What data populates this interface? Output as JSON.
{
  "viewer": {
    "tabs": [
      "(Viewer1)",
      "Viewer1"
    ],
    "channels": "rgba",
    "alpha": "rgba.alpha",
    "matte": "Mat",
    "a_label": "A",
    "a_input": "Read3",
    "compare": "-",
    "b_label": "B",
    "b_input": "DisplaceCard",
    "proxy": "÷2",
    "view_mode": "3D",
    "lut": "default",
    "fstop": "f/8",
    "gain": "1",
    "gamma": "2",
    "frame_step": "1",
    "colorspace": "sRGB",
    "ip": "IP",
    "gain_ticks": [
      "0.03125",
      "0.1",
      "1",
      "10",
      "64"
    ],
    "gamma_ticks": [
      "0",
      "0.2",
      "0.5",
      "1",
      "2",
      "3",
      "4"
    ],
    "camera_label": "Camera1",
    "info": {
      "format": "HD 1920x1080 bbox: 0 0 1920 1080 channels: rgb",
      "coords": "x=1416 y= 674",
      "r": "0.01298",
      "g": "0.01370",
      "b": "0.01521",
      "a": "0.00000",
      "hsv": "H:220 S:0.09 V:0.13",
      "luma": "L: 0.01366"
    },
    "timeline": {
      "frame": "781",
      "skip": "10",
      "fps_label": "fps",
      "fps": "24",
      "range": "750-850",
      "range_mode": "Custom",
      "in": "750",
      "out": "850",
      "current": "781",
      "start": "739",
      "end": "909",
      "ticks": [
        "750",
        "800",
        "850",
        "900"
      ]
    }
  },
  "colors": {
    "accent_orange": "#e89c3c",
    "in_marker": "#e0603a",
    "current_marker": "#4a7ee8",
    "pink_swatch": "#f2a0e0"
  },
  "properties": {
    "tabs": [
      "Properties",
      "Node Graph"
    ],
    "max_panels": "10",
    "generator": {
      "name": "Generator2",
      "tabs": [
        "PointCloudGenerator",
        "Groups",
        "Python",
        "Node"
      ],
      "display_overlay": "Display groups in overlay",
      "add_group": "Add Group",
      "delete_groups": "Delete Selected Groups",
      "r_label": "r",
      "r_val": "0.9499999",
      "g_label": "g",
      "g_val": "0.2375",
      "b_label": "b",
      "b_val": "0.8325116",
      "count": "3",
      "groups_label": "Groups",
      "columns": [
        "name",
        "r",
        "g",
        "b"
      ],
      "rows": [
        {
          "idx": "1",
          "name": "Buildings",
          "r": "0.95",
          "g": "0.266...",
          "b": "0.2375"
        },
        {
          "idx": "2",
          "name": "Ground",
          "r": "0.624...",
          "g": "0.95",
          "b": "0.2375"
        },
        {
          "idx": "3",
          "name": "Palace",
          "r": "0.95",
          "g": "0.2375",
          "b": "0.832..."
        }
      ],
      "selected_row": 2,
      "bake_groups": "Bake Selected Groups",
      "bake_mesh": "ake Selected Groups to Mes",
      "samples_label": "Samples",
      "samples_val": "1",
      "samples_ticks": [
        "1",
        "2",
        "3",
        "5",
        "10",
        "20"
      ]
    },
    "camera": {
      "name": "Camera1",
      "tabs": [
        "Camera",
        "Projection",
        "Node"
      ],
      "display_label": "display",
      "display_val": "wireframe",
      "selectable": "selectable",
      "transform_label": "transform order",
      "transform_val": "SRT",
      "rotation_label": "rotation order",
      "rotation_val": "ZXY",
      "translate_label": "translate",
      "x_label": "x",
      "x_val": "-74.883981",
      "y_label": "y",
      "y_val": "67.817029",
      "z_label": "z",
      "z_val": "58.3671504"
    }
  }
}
------------------------------
* _The task_: Repeat all of the entries exactly.

* _The solution_:
What data populates this interface? Output as JSON.
{
  "viewer": {
    "tabs": [
      "(Viewer1)",
      "Viewer1"
    ],
    "channels": "rgba",
    "alpha": "rgba.alpha",
    "matte": "Mat",
    "a_label": "A",
    "a_input": "Read3",
    "compare": "-",
    "b_label": "B",
    "b_input": "DisplaceCard",
    "proxy": "÷2",
    "view_mode": "3D",
    "lut": "default",
    "fstop": "f/8",
    "gain": "1",
    "gamma": "2",
    "frame_step": "1",
    "colorspace": "sRGB",
    "ip": "IP",
    "gain_ticks": [
      "0.03125",
      "0.1",
      "1",
      "10",
      "64"
    ],
    "gamma_ticks": [
      "0",
      "0.2",
      "0.5",
      "1",
      "2",
      "3",
      "4"
    ],
    "camera_label": "Camera1",
    "info": {
      "format": "HD 1920x1080 bbox: 0 0 1920 1080 channels: rgb",
      "coords": "x=1416 y= 674",
      "r": "0.01298",
      "g": "0.01370",
      "b": "0.01521",
      "a": "0.00000",
      "hsv": "H:220 S:0.09 V:0.13",
      "luma": "L: 0.01366"
    },
    "timeline": {
      "frame": "781",
      "skip": "10",
      "fps_label": "fps",
      "fps": "24",
      "range": "750-850",
      "range_mode": "Custom",
      "in": "750",
      "out": "850",
      "current": "781",
      "start": "739",
      "end": "909",
      "ticks": [
        "750",
        "800",
        "850",
        "900"
      ]
    }
  },
  "colors": {
    "accent_orange": "#e89c3c",
    "in_marker": "#e0603a",
    "current_marker": "#4a7ee8",
    "pink_swatch": "#f2a0e0"
  },
  "properties": {
    "tabs": [
      "Properties",
      "Node Graph"
    ],
    "max_panels": "10",
    "generator": {
      "name": "Generator2",
      "tabs": [
        "PointCloudGenerator",
        "Groups",
        "Python",
        "Node"
      ],
      "display_overlay": "Display groups in overlay",
      "add_group": "Add Group",
      "delete_groups": "Delete Selected Groups",
      "r_label": "r",
      "r_val": "0.9499999",
      "g_label": "g",
      "g_val": "0.2375",
      "b_label": "b",
      "b_val": "0.8325116",
      "count": "3",
      "groups_label": "Groups",
      "columns": [
        "name",
        "r",
        "g",
        "b"
      ],
      "rows": [
        {
          "idx": "1",
          "name": "Buildings",
          "r": "0.95",
          "g": "0.266...",
          "b": "0.2375"
        },
        {
          "idx": "2",
          "name": "Ground",
          "r": "0.624...",
          "g": "0.95",
          "b": "0.2375"
        },
        {
          "idx": "3",
          "name": "Palace",
          "r": "0.95",
          "g": "0.2375",
          "b": "0.832..."
        }
      ],
      "selected_row": 2,
      "bake_groups": "Bake Selected Groups",
      "bake_mesh": "ake Selected Groups to Mes",
      "samples_label": "Samples",
      "samples_val": "1",
      "samples_ticks": [
        "1",
        "2",
        "3",
        "5",
        "10",
        "20"
      ]
    },
    "camera": {
      "name": "Camera1",
      "tabs": [
        "Camera",
        "Projection",
        "Node"
      ],
      "display_label": "display",
      "display_val": "wireframe",
      "selectable": "selectable",
      "transform_label": "transform order",
      "transform_val": "SRT",
      "rotation_label": "rotation order",
      "rotation_val": "ZXY",
      "translate_label": "translate",
      "x_label": "x",
      "x_val": "-74.883981",
      "y_label": "y",
      "y_val": "67.817029",
      "z_label": "z",
      "z_val": "58.3671504"
    }
  }
}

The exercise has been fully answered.